Short exercise:
Your task is to repeat all of the data exactly while excluding the pictures.

Records for this task:
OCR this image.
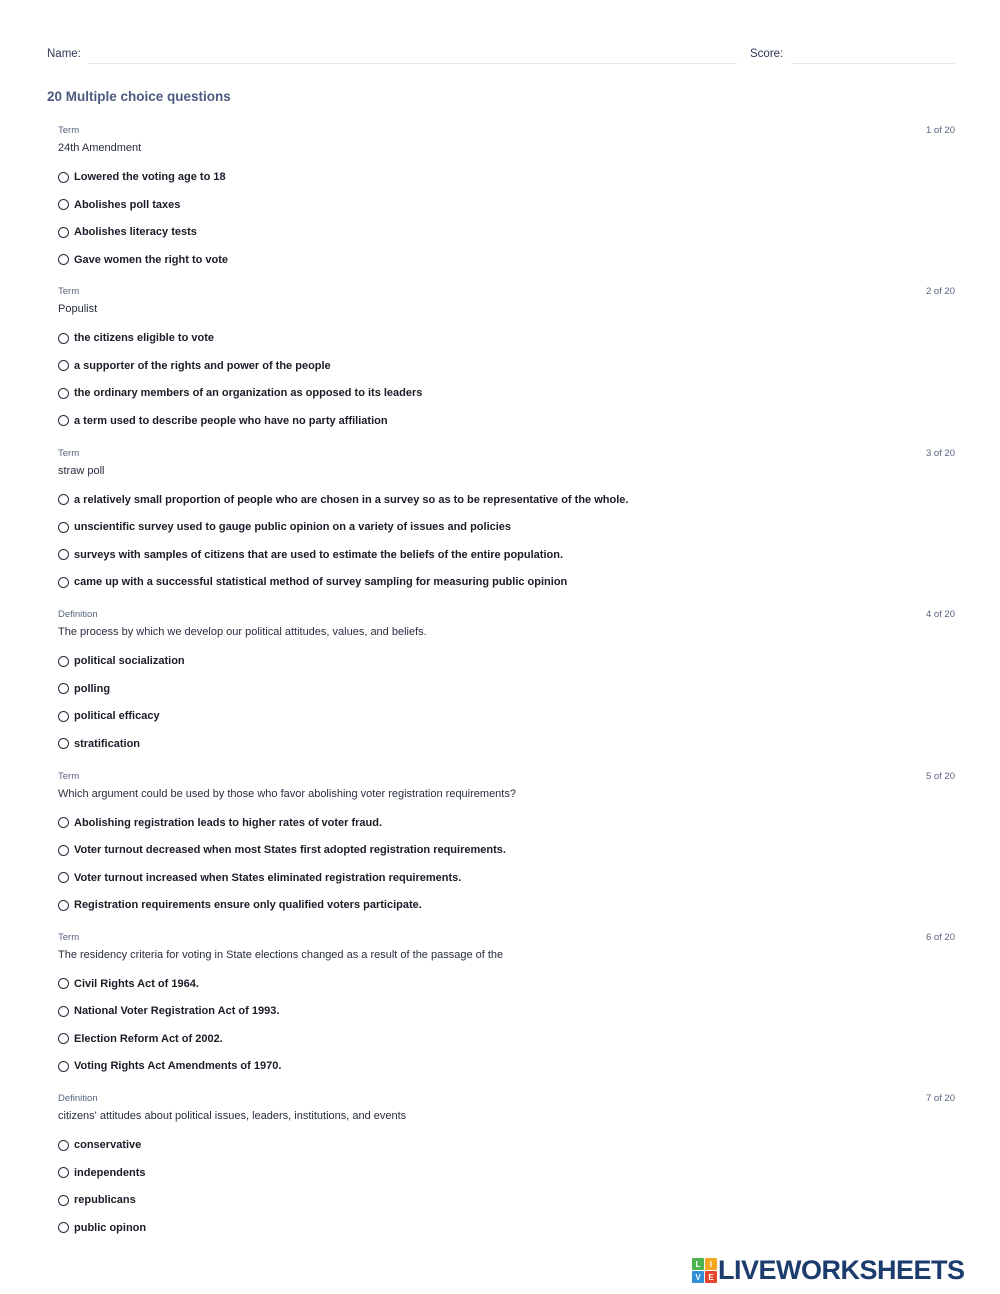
Name:	Score:
20 Multiple choice questions
Term	1 of 20
24th Amendment
Lowered the voting age to 18
Abolishes poll taxes
Abolishes literacy tests
Gave women the right to vote
Term	2 of 20
Populist
the citizens eligible to vote
a supporter of the rights and power of the people
the ordinary members of an organization as opposed to its leaders
a term used to describe people who have no party affiliation
Term	3 of 20
straw poll
a relatively small proportion of people who are chosen in a survey so as to be representative of the whole.
unscientific survey used to gauge public opinion on a variety of issues and policies
surveys with samples of citizens that are used to estimate the beliefs of the entire population.
came up with a successful statistical method of survey sampling for measuring public opinion
Definition	4 of 20
The process by which we develop our political attitudes, values, and beliefs.
political socialization
polling
political efficacy
stratification
Term	5 of 20
Which argument could be used by those who favor abolishing voter registration requirements?
Abolishing registration leads to higher rates of voter fraud.
Voter turnout decreased when most States first adopted registration requirements.
Voter turnout increased when States eliminated registration requirements.
Registration requirements ensure only qualified voters participate.
Term	6 of 20
The residency criteria for voting in State elections changed as a result of the passage of the
Civil Rights Act of 1964.
National Voter Registration Act of 1993.
Election Reform Act of 2002.
Voting Rights Act Amendments of 1970.
Definition	7 of 20
citizens' attitudes about political issues, leaders, institutions, and events
conservative
independents
republicans
public opinon
L	I
V E LIVEWORKSHEETS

Result below:
OCR this image.
Name:	Score:
20 Multiple choice questions
Term	1 of 20
24th Amendment
Lowered the voting age to 18
Abolishes poll taxes
Abolishes literacy tests
Gave women the right to vote
Term	2 of 20
Populist
the citizens eligible to vote
a supporter of the rights and power of the people
the ordinary members of an organization as opposed to its leaders
a term used to describe people who have no party affiliation
Term	3 of 20
straw poll
a relatively small proportion of people who are chosen in a survey so as to be representative of the whole.
unscientific survey used to gauge public opinion on a variety of issues and policies
surveys with samples of citizens that are used to estimate the beliefs of the entire population.
came up with a successful statistical method of survey sampling for measuring public opinion
Definition	4 of 20
The process by which we develop our political attitudes, values, and beliefs.
political socialization
polling
political efficacy
stratification
Term	5 of 20
Which argument could be used by those who favor abolishing voter registration requirements?
Abolishing registration leads to higher rates of voter fraud.
Voter turnout decreased when most States first adopted registration requirements.
Voter turnout increased when States eliminated registration requirements.
Registration requirements ensure only qualified voters participate.
Term	6 of 20
The residency criteria for voting in State elections changed as a result of the passage of the
Civil Rights Act of 1964.
National Voter Registration Act of 1993.
Election Reform Act of 2002.
Voting Rights Act Amendments of 1970.
Definition	7 of 20
citizens' attitudes about political issues, leaders, institutions, and events
conservative
independents
republicans
public opinon
L	I
V E LIVEWORKSHEETS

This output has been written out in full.